— Begin —

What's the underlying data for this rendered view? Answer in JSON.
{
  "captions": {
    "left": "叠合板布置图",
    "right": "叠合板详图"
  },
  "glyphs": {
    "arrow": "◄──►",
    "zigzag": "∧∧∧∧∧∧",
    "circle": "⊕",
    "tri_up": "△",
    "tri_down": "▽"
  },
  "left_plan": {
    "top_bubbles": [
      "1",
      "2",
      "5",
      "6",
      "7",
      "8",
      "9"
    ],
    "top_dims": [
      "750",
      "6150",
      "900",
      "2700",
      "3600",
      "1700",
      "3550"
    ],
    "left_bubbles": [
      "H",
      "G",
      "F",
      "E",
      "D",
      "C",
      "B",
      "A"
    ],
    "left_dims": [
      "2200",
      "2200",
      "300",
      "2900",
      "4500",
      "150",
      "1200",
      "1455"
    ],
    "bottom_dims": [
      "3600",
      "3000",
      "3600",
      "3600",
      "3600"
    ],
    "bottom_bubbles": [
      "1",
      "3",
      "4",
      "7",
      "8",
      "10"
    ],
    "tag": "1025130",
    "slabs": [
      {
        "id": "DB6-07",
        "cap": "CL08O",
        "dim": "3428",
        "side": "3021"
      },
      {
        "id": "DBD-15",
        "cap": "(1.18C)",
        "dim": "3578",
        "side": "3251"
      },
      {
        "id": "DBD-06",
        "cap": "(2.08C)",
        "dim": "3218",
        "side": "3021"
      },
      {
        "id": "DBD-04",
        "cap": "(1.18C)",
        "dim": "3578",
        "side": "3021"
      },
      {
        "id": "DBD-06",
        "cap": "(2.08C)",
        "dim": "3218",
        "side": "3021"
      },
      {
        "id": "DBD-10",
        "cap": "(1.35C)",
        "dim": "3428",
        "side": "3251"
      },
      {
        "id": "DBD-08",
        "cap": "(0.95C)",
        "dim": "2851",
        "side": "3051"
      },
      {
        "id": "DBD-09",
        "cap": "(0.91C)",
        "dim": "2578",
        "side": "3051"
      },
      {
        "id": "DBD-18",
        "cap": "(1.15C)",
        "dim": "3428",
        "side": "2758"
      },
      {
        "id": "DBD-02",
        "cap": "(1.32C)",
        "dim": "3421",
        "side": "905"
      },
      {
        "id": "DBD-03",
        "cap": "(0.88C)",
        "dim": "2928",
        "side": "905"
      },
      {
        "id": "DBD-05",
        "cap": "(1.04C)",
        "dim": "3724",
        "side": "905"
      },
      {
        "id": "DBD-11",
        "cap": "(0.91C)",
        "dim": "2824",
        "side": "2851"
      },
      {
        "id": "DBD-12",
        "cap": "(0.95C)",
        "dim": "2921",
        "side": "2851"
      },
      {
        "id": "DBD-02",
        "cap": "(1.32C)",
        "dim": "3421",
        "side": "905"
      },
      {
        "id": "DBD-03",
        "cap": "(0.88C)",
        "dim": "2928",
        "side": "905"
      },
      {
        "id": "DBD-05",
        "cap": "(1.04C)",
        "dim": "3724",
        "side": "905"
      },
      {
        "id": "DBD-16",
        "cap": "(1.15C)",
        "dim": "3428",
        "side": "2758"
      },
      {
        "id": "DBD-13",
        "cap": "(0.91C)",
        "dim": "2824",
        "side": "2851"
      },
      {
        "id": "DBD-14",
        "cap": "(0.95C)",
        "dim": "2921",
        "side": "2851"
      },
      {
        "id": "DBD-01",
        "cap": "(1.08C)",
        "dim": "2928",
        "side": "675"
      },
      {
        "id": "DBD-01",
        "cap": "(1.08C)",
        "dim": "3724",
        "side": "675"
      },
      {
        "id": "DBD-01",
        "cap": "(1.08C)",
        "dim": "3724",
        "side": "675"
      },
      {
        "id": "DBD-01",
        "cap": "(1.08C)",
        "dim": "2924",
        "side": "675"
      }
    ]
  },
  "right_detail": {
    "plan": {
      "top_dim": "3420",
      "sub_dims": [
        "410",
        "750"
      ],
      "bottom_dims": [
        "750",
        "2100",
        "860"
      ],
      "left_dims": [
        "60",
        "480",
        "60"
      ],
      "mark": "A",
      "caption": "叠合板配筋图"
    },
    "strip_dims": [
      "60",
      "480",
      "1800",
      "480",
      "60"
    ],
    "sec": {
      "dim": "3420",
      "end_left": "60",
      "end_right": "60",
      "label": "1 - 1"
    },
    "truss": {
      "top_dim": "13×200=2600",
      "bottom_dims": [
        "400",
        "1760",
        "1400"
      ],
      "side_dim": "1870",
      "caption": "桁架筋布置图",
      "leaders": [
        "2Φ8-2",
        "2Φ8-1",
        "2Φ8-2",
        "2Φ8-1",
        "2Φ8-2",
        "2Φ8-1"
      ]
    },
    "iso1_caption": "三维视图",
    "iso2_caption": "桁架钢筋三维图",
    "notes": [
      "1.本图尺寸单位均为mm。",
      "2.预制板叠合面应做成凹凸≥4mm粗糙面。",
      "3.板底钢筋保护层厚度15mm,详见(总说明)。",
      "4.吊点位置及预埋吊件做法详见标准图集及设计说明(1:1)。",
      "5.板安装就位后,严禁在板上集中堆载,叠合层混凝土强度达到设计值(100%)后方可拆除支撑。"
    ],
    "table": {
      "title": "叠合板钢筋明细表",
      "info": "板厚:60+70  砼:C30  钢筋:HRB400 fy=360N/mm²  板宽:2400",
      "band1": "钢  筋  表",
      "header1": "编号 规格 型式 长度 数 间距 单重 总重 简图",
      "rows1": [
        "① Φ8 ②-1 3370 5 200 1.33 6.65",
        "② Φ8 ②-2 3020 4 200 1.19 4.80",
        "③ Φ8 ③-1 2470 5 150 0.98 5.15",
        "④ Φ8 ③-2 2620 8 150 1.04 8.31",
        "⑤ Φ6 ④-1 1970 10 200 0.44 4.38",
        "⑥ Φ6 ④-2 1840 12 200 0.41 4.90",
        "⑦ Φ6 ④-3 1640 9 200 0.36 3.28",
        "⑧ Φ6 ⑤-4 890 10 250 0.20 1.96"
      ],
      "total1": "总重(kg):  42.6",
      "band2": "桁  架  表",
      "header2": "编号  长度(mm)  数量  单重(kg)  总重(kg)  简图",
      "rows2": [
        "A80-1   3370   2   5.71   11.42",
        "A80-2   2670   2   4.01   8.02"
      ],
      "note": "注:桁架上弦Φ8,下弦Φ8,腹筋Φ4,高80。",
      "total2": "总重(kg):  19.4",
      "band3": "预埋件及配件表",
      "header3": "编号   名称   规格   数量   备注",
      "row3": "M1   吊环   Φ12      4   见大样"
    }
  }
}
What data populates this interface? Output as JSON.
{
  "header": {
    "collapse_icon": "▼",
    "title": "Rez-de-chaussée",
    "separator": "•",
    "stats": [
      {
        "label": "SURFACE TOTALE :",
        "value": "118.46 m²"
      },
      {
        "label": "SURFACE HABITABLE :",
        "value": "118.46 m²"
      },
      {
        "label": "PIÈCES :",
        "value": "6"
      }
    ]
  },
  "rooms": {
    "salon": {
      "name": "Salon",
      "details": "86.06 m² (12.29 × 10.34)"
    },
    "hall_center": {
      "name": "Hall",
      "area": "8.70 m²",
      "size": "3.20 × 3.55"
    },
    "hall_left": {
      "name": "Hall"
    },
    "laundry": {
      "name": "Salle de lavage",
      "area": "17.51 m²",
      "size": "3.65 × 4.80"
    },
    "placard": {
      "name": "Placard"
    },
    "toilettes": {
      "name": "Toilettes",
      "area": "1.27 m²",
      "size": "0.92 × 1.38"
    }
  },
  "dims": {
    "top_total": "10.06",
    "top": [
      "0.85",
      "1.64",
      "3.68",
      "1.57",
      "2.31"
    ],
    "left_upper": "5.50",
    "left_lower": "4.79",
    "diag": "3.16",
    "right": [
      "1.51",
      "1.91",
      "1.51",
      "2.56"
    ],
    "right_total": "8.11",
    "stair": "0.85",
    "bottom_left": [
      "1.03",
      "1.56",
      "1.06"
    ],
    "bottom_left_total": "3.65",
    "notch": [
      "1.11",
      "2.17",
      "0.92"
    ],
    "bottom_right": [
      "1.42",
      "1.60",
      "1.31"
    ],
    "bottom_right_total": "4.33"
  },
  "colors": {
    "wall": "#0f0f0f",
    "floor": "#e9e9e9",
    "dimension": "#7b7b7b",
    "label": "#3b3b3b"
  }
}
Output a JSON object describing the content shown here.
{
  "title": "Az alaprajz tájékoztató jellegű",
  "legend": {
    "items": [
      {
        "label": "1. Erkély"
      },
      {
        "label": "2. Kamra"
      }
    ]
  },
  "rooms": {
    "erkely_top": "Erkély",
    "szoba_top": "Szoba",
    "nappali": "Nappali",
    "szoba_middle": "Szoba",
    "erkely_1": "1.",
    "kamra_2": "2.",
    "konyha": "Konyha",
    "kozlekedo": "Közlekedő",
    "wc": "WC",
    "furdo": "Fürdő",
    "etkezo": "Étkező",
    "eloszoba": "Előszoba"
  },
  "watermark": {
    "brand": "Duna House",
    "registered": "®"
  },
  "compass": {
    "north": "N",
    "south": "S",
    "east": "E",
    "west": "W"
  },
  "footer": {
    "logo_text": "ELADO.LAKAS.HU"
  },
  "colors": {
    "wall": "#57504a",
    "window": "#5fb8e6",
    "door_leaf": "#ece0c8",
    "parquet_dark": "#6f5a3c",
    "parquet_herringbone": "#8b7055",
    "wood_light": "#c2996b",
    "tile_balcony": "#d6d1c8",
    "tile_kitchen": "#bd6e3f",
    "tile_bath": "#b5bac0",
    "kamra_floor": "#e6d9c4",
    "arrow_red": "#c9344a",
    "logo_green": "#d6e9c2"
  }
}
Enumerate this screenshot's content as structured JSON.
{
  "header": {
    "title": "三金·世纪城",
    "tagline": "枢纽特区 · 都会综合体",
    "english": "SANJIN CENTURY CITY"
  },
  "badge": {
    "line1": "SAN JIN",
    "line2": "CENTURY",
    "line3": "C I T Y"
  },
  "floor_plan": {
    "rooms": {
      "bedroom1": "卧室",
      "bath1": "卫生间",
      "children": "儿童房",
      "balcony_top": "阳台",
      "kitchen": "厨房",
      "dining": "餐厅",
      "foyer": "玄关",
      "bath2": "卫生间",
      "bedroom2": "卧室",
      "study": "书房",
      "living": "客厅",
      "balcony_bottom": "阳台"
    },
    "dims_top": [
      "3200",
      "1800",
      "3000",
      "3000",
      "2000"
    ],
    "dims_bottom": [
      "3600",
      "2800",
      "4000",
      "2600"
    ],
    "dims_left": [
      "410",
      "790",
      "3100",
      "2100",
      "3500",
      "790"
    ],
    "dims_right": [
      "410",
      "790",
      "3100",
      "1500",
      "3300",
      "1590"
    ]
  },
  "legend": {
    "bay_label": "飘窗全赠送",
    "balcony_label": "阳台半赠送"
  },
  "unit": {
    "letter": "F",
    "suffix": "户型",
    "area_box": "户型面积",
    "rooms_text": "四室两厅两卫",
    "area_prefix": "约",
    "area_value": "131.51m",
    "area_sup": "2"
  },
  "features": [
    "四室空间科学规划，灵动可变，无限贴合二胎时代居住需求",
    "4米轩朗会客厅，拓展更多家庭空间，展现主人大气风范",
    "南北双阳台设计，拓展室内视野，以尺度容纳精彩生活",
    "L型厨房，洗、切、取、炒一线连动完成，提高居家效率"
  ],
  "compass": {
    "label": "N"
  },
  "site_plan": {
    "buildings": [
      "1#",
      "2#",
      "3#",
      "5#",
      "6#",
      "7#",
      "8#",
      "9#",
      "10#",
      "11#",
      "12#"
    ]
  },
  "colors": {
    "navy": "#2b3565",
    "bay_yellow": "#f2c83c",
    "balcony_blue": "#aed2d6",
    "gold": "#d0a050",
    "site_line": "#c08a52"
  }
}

— End —

_TASK BRIEF_
Where does the word "name" appear? Return each line that holds it.

_SOLVED EXERCISE_
      "name": "Salon",
      "name": "Hall",
      "name": "Hall"
      "name": "Salle de lavage",
      "name": "Placard"
      "name": "Toilettes",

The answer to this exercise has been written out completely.